> _Exercise directions_: Find each line with the string "icon" and copy it.

─── Supplied information

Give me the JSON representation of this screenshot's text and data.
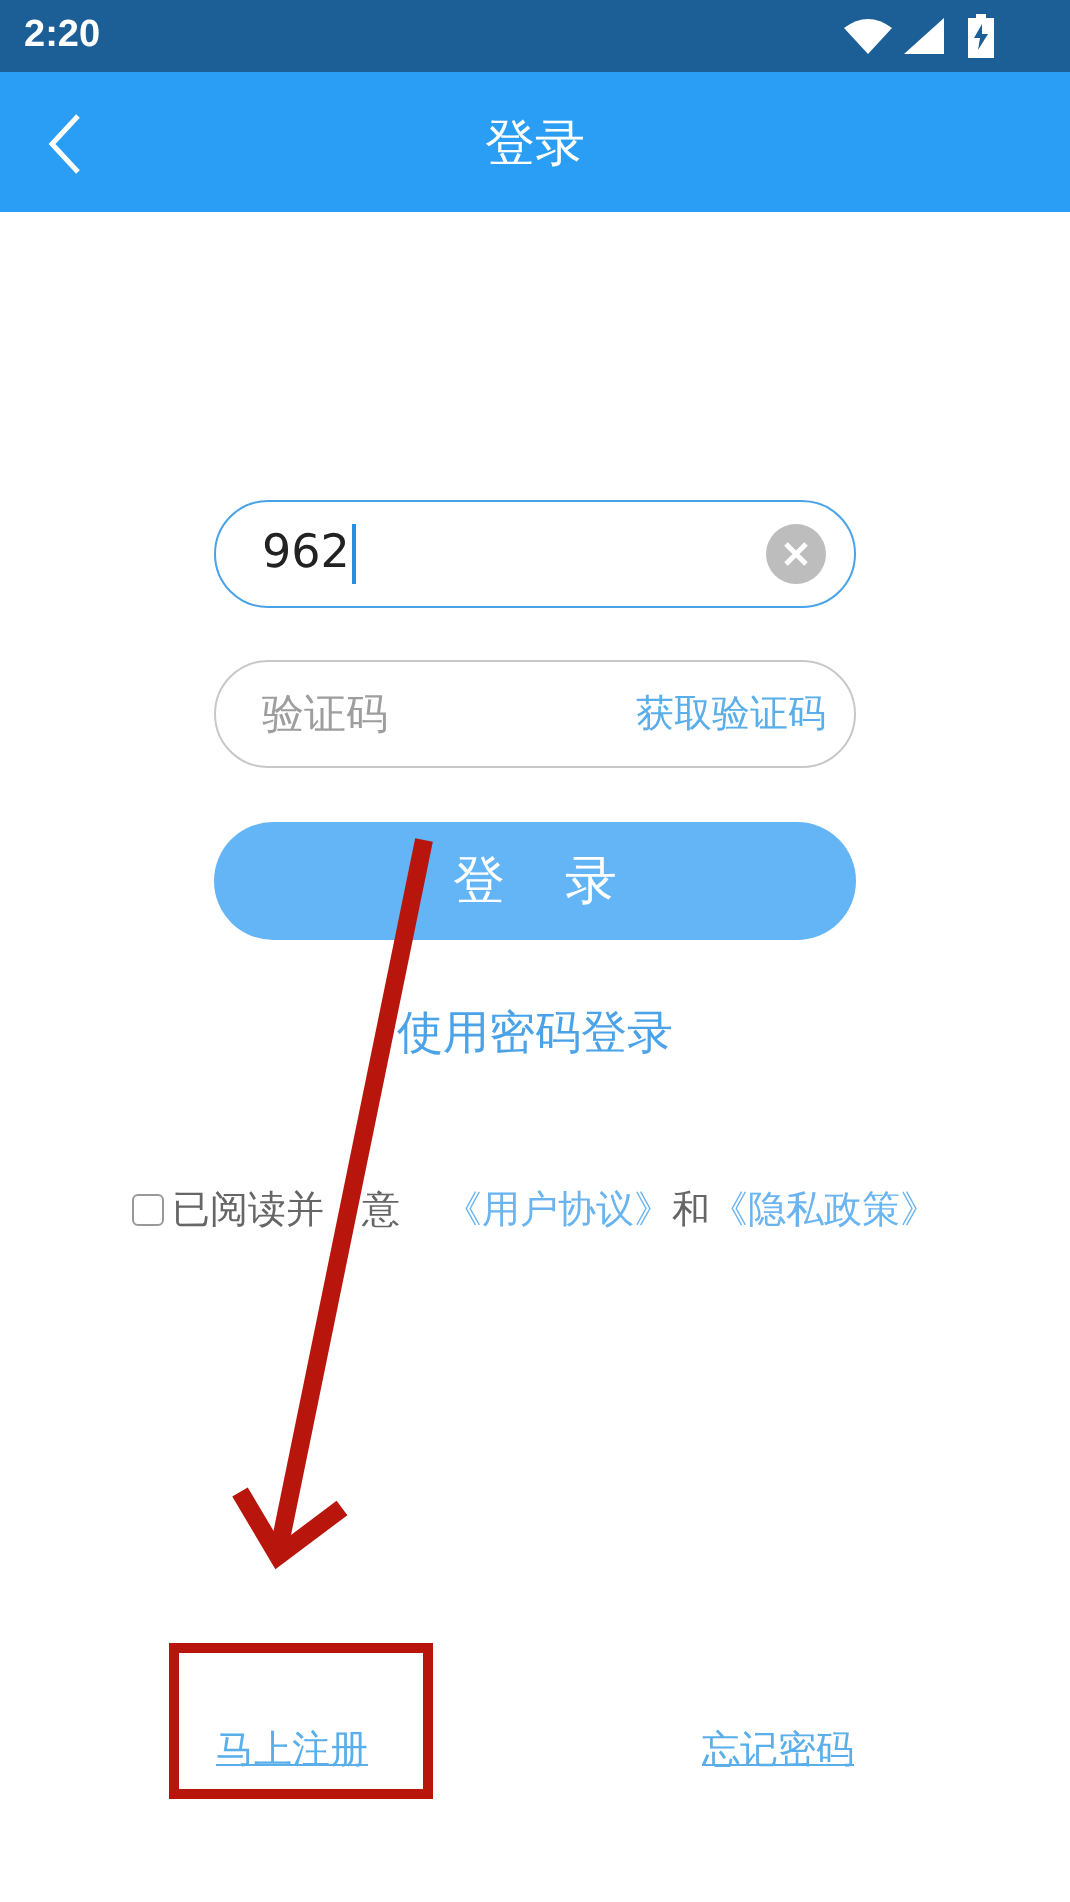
{
  "status_bar": {
    "time": "2:20"
  },
  "header": {
    "title": "登录"
  },
  "phone_field": {
    "value": "962"
  },
  "code_field": {
    "placeholder": "验证码",
    "action": "获取验证码"
  },
  "login_button": "登 录",
  "password_login_link": "使用密码登录",
  "agreement": {
    "checked": false,
    "text": "已阅读并",
    "text_after_arrow": "意",
    "links": [
      "《用户协议》",
      "《隐私政策》"
    ],
    "joiner": "和"
  },
  "footer_links": [
    "马上注册",
    "忘记密码"
  ],
  "annotations": {
    "arrow": true,
    "highlight_box": true
  }
}
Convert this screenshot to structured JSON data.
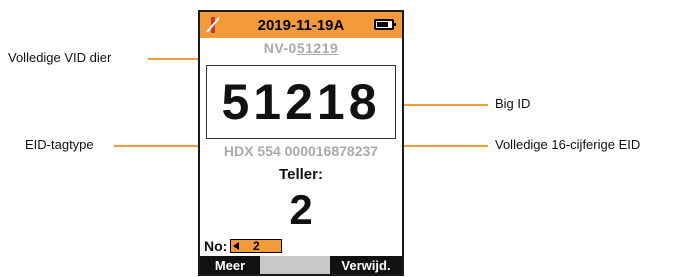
{
  "device": {
    "status_bar": {
      "date": "2019-11-19A",
      "left_icon": "no-signal-icon",
      "right_icon": "battery-icon",
      "color": "#f39a3b"
    },
    "vid_prefix": "NV-0",
    "vid_digits": "51219",
    "big_id": "51218",
    "eid": "HDX 554 000016878237",
    "teller_label": "Teller:",
    "teller_value": "2",
    "no_label": "No:",
    "no_value": "2",
    "softkeys": {
      "left": "Meer",
      "middle": "",
      "right": "Verwijd."
    }
  },
  "callouts": {
    "vid": "Volledige VID dier",
    "tag_type": "EID-tagtype",
    "big_id": "Big ID",
    "eid": "Volledige 16-cijferige EID"
  }
}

──────

> _Task solution_:
      "left_icon": "no-signal-icon",
      "right_icon": "battery-icon",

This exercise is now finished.